[Bounding box items]
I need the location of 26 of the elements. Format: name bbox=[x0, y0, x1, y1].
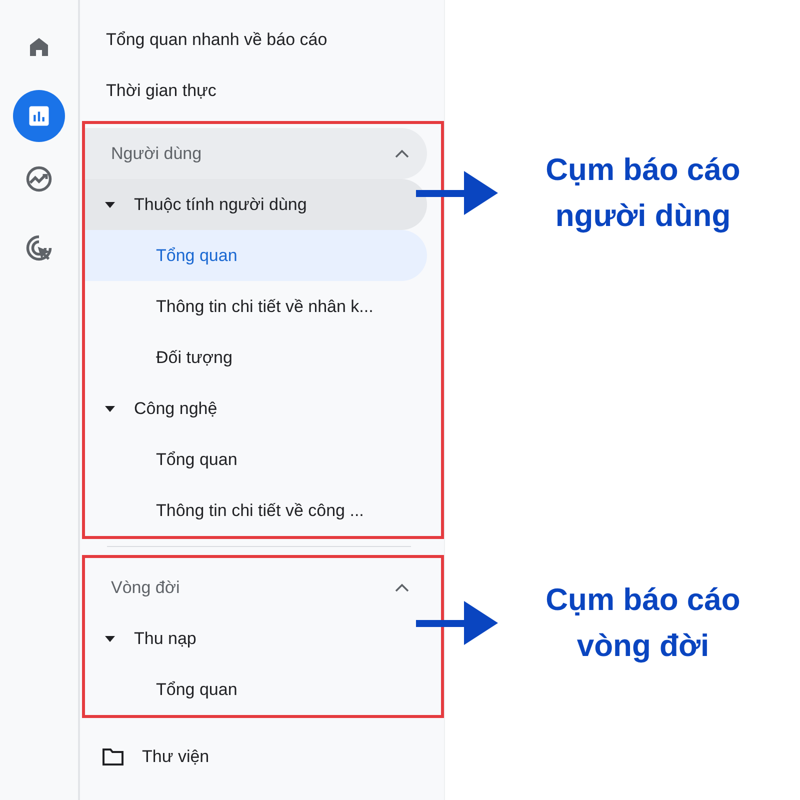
home-icon bbox=[27, 35, 51, 59]
rail-button[interactable] bbox=[13, 90, 65, 142]
nav-item[interactable]: Tổng quan nhanh về báo cáo bbox=[80, 14, 427, 65]
caret-icon bbox=[105, 636, 115, 642]
section-header[interactable]: Người dùng bbox=[85, 128, 427, 179]
section-header[interactable]: Vòng đời bbox=[85, 562, 427, 613]
chevron-up-icon bbox=[395, 583, 409, 592]
nav-item[interactable]: Tổng quan bbox=[85, 664, 427, 715]
nav-item[interactable]: Đối tượng bbox=[85, 332, 427, 383]
annotation-text: Cụm báo cáo người dùng bbox=[544, 151, 742, 235]
nav-group[interactable]: Thu nạp bbox=[85, 613, 427, 664]
trend-circle-icon bbox=[24, 164, 54, 194]
caret-icon bbox=[105, 406, 115, 412]
nav-item[interactable]: Thông tin chi tiết về công ... bbox=[85, 485, 427, 536]
cursor-target-icon bbox=[24, 233, 54, 263]
caret-icon bbox=[105, 202, 115, 208]
nav-group[interactable]: Thuộc tính người dùng bbox=[85, 179, 427, 230]
nav-item[interactable]: Thời gian thực bbox=[80, 65, 427, 116]
nav-group[interactable]: Công nghệ bbox=[85, 383, 427, 434]
library-item[interactable]: Thư viện bbox=[80, 731, 427, 782]
chevron-up-icon bbox=[395, 149, 409, 158]
nav-item[interactable]: Thông tin chi tiết về nhân k... bbox=[85, 281, 427, 332]
annotation-text: Cụm báo cáo vòng đời bbox=[544, 581, 742, 665]
nav-item[interactable]: Tổng quan bbox=[85, 434, 427, 485]
folder-icon bbox=[102, 748, 124, 766]
nav-item[interactable]: Tổng quan bbox=[85, 230, 427, 281]
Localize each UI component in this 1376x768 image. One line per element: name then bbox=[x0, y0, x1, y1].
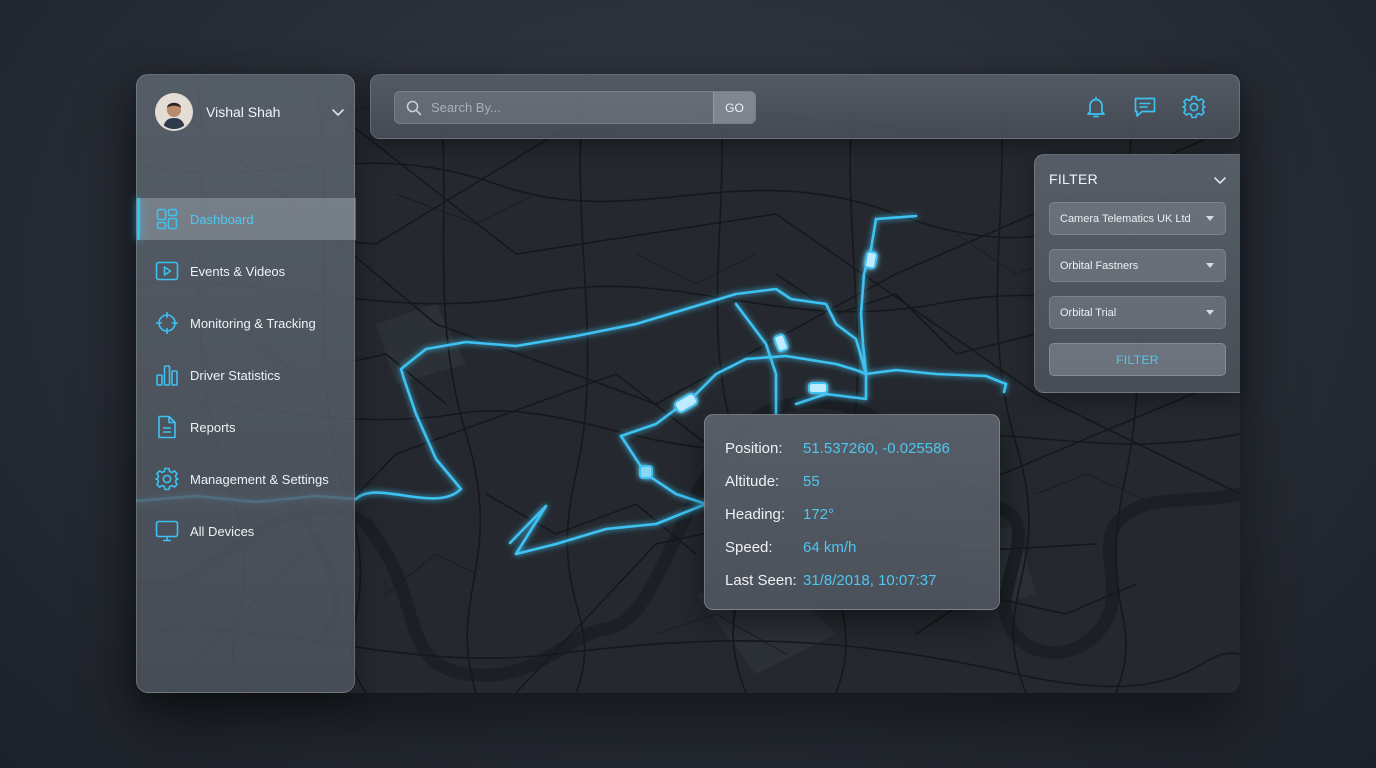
chat-icon[interactable] bbox=[1133, 95, 1157, 119]
position-value: 51.537260, -0.025586 bbox=[803, 440, 950, 457]
bar-chart-icon bbox=[155, 363, 179, 387]
sidebar-item-label: Events & Videos bbox=[190, 263, 286, 279]
monitor-icon bbox=[155, 519, 179, 543]
avatar[interactable] bbox=[155, 93, 193, 131]
sidebar-item-label: Driver Statistics bbox=[190, 367, 281, 383]
sidebar-item-monitoring-tracking[interactable]: Monitoring & Tracking bbox=[137, 302, 356, 344]
go-button[interactable]: GO bbox=[713, 92, 755, 123]
filter-button[interactable]: FILTER bbox=[1049, 343, 1226, 376]
heading-row: Heading: 172° bbox=[725, 506, 834, 523]
altitude-value: 55 bbox=[803, 473, 820, 490]
vehicle-info-popup: Position: 51.537260, -0.025586 Altitude:… bbox=[704, 414, 1000, 610]
position-label: Position: bbox=[725, 440, 783, 457]
sidebar-item-driver-statistics[interactable]: Driver Statistics bbox=[137, 354, 356, 396]
sidebar-item-management-settings[interactable]: Management & Settings bbox=[137, 458, 356, 500]
chevron-down-icon[interactable] bbox=[1213, 173, 1227, 187]
user-profile[interactable]: Vishal Shah bbox=[155, 93, 345, 131]
search-icon bbox=[406, 100, 422, 115]
dashboard-icon bbox=[155, 207, 179, 231]
gear-icon bbox=[155, 467, 179, 491]
sidebar-item-label: Dashboard bbox=[190, 211, 254, 227]
caret-down-icon bbox=[1206, 263, 1214, 268]
caret-down-icon bbox=[1206, 310, 1214, 315]
sidebar-item-label: Management & Settings bbox=[190, 471, 329, 487]
sidebar-item-all-devices[interactable]: All Devices bbox=[137, 510, 356, 552]
video-icon bbox=[155, 259, 179, 283]
user-name: Vishal Shah bbox=[206, 104, 281, 120]
sidebar-item-label: Reports bbox=[190, 419, 236, 435]
search-input[interactable] bbox=[422, 91, 713, 124]
sidebar-item-dashboard[interactable]: Dashboard bbox=[137, 198, 356, 240]
document-icon bbox=[155, 415, 179, 439]
select-value: Orbital Fastners bbox=[1060, 259, 1139, 272]
group-select[interactable]: Orbital Fastners bbox=[1049, 249, 1226, 282]
last-seen-row: Last Seen: 31/8/2018, 10:07:37 bbox=[725, 572, 936, 589]
last-seen-value: 31/8/2018, 10:07:37 bbox=[803, 572, 937, 589]
altitude-row: Altitude: 55 bbox=[725, 473, 820, 490]
filter-panel: FILTER Camera Telematics UK Ltd Orbital … bbox=[1034, 154, 1240, 393]
speed-label: Speed: bbox=[725, 539, 773, 556]
top-bar: GO bbox=[370, 74, 1240, 139]
chevron-down-icon[interactable] bbox=[331, 105, 345, 119]
sidebar-item-label: Monitoring & Tracking bbox=[190, 315, 316, 331]
subgroup-select[interactable]: Orbital Trial bbox=[1049, 296, 1226, 329]
last-seen-label: Last Seen: bbox=[725, 572, 797, 589]
company-select[interactable]: Camera Telematics UK Ltd bbox=[1049, 202, 1226, 235]
select-value: Camera Telematics UK Ltd bbox=[1060, 212, 1191, 225]
sidebar-nav: Dashboard Events & Videos Monitoring & T… bbox=[137, 198, 356, 562]
search-bar: GO bbox=[394, 91, 756, 124]
speed-row: Speed: 64 km/h bbox=[725, 539, 856, 556]
bell-icon[interactable] bbox=[1084, 95, 1108, 119]
filter-title: FILTER bbox=[1049, 171, 1098, 187]
speed-value: 64 km/h bbox=[803, 539, 857, 556]
crosshair-icon bbox=[155, 311, 179, 335]
select-value: Orbital Trial bbox=[1060, 306, 1117, 319]
caret-down-icon bbox=[1206, 216, 1214, 221]
altitude-label: Altitude: bbox=[725, 473, 780, 490]
sidebar: Vishal Shah Dashboard Events & Videos Mo… bbox=[136, 74, 356, 693]
heading-label: Heading: bbox=[725, 506, 786, 523]
position-row: Position: 51.537260, -0.025586 bbox=[725, 440, 950, 457]
settings-icon[interactable] bbox=[1182, 95, 1206, 119]
sidebar-item-label: All Devices bbox=[190, 523, 255, 539]
heading-value: 172° bbox=[803, 506, 835, 523]
sidebar-item-events-videos[interactable]: Events & Videos bbox=[137, 250, 356, 292]
sidebar-item-reports[interactable]: Reports bbox=[137, 406, 356, 448]
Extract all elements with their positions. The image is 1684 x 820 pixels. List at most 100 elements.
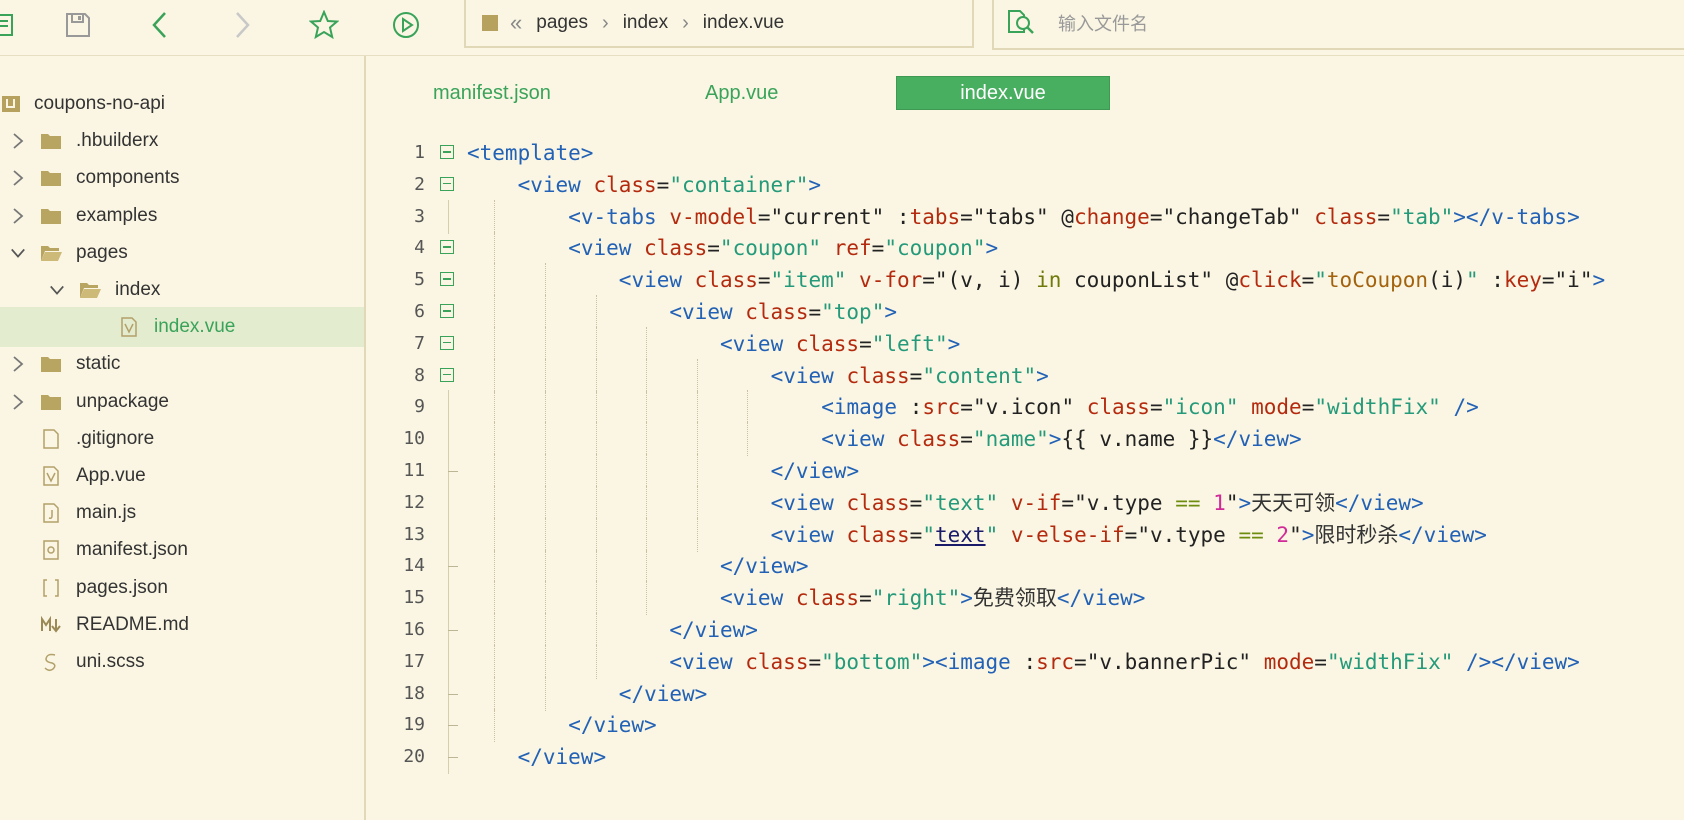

▸ **Goal**
Rewrite every item above with "chevron-up-icon" swapped for "collapse-icon" and all other text left unchanged, leaving out the pictures.

▸ **The output**
I need the location of 26 of the elements. Format: name bbox=[x0, y0, x1, y1].
home-icon bbox=[27, 35, 51, 59]
rail-button[interactable] bbox=[13, 90, 65, 142]
nav-item[interactable]: Tổng quan nhanh về báo cáo bbox=[80, 14, 427, 65]
caret-icon bbox=[105, 636, 115, 642]
section-header[interactable]: Người dùng bbox=[85, 128, 427, 179]
section-header[interactable]: Vòng đời bbox=[85, 562, 427, 613]
collapse-icon bbox=[395, 583, 409, 592]
nav-item[interactable]: Tổng quan bbox=[85, 664, 427, 715]
nav-item[interactable]: Đối tượng bbox=[85, 332, 427, 383]
annotation-text: Cụm báo cáo người dùng bbox=[544, 151, 742, 235]
nav-group[interactable]: Thu nạp bbox=[85, 613, 427, 664]
trend-circle-icon bbox=[24, 164, 54, 194]
caret-icon bbox=[105, 406, 115, 412]
nav-item[interactable]: Thông tin chi tiết về công ... bbox=[85, 485, 427, 536]
cursor-target-icon bbox=[24, 233, 54, 263]
caret-icon bbox=[105, 202, 115, 208]
nav-group[interactable]: Thuộc tính người dùng bbox=[85, 179, 427, 230]
nav-item[interactable]: Thời gian thực bbox=[80, 65, 427, 116]
nav-group[interactable]: Công nghệ bbox=[85, 383, 427, 434]
library-item[interactable]: Thư viện bbox=[80, 731, 427, 782]
collapse-icon bbox=[395, 149, 409, 158]
nav-item[interactable]: Thông tin chi tiết về nhân k... bbox=[85, 281, 427, 332]
annotation-text: Cụm báo cáo vòng đời bbox=[544, 581, 742, 665]
nav-item[interactable]: Tổng quan bbox=[85, 434, 427, 485]
folder-icon bbox=[102, 748, 124, 766]
nav-item[interactable]: Tổng quan bbox=[85, 230, 427, 281]
Localize each UI component in this 1376x768 image. One line per element: name then bbox=[x0, y0, x1, y1].
chat-icon[interactable] bbox=[1133, 95, 1157, 119]
position-value: 51.537260, -0.025586 bbox=[803, 440, 950, 457]
bar-chart-icon bbox=[155, 363, 179, 387]
sidebar-item-label: Events & Videos bbox=[190, 263, 286, 279]
monitor-icon bbox=[155, 519, 179, 543]
avatar[interactable] bbox=[155, 93, 193, 131]
sidebar-item-label: Driver Statistics bbox=[190, 367, 281, 383]
sidebar-item-monitoring-tracking[interactable]: Monitoring & Tracking bbox=[137, 302, 356, 344]
go-button[interactable]: GO bbox=[713, 92, 755, 123]
filter-button[interactable]: FILTER bbox=[1049, 343, 1226, 376]
heading-row: Heading: 172° bbox=[725, 506, 834, 523]
altitude-value: 55 bbox=[803, 473, 820, 490]
vehicle-info-popup: Position: 51.537260, -0.025586 Altitude:… bbox=[704, 414, 1000, 610]
position-label: Position: bbox=[725, 440, 783, 457]
sidebar-item-driver-statistics[interactable]: Driver Statistics bbox=[137, 354, 356, 396]
sidebar-item-management-settings[interactable]: Management & Settings bbox=[137, 458, 356, 500]
chevron-down-icon[interactable] bbox=[1213, 173, 1227, 187]
user-profile[interactable]: Vishal Shah bbox=[155, 93, 345, 131]
search-icon bbox=[406, 100, 422, 115]
dashboard-icon bbox=[155, 207, 179, 231]
gear-icon bbox=[155, 467, 179, 491]
sidebar-item-label: Dashboard bbox=[190, 211, 254, 227]
caret-down-icon bbox=[1206, 263, 1214, 268]
caret-down-icon bbox=[1206, 310, 1214, 315]
sidebar-item-label: Management & Settings bbox=[190, 471, 329, 487]
sidebar-item-all-devices[interactable]: All Devices bbox=[137, 510, 356, 552]
video-icon bbox=[155, 259, 179, 283]
user-name: Vishal Shah bbox=[206, 104, 281, 120]
sidebar-item-label: Reports bbox=[190, 419, 236, 435]
search-input[interactable] bbox=[422, 91, 713, 124]
sidebar-item-dashboard[interactable]: Dashboard bbox=[137, 198, 356, 240]
document-icon bbox=[155, 415, 179, 439]
select-value: Orbital Fastners bbox=[1060, 259, 1139, 272]
group-select[interactable]: Orbital Fastners bbox=[1049, 249, 1226, 282]
last-seen-row: Last Seen: 31/8/2018, 10:07:37 bbox=[725, 572, 936, 589]
last-seen-value: 31/8/2018, 10:07:37 bbox=[803, 572, 937, 589]
altitude-row: Altitude: 55 bbox=[725, 473, 820, 490]
filter-panel: FILTER Camera Telematics UK Ltd Orbital … bbox=[1034, 154, 1240, 393]
speed-label: Speed: bbox=[725, 539, 773, 556]
top-bar: GO bbox=[370, 74, 1240, 139]
chevron-down-icon[interactable] bbox=[331, 105, 345, 119]
sidebar-item-label: Monitoring & Tracking bbox=[190, 315, 316, 331]
subgroup-select[interactable]: Orbital Trial bbox=[1049, 296, 1226, 329]
last-seen-label: Last Seen: bbox=[725, 572, 797, 589]
company-select[interactable]: Camera Telematics UK Ltd bbox=[1049, 202, 1226, 235]
select-value: Camera Telematics UK Ltd bbox=[1060, 212, 1191, 225]
sidebar-nav: Dashboard Events & Videos Monitoring & T… bbox=[137, 198, 356, 562]
search-bar: GO bbox=[394, 91, 756, 124]
speed-row: Speed: 64 km/h bbox=[725, 539, 856, 556]
bell-icon[interactable] bbox=[1084, 95, 1108, 119]
filter-title: FILTER bbox=[1049, 171, 1098, 187]
speed-value: 64 km/h bbox=[803, 539, 857, 556]
crosshair-icon bbox=[155, 311, 179, 335]
select-value: Orbital Trial bbox=[1060, 306, 1117, 319]
caret-down-icon bbox=[1206, 216, 1214, 221]
altitude-label: Altitude: bbox=[725, 473, 780, 490]
sidebar: Vishal Shah Dashboard Events & Videos Mo… bbox=[136, 74, 356, 693]
heading-label: Heading: bbox=[725, 506, 786, 523]
position-row: Position: 51.537260, -0.025586 bbox=[725, 440, 950, 457]
settings-icon[interactable] bbox=[1182, 95, 1206, 119]
sidebar-item-label: All Devices bbox=[190, 523, 255, 539]
heading-value: 172° bbox=[803, 506, 835, 523]
sidebar-item-events-videos[interactable]: Events & Videos bbox=[137, 250, 356, 292]
sidebar-item-reports[interactable]: Reports bbox=[137, 406, 356, 448]
Extract all elements with their positions. The image is 1684 x 820 pixels. List at most 100 elements.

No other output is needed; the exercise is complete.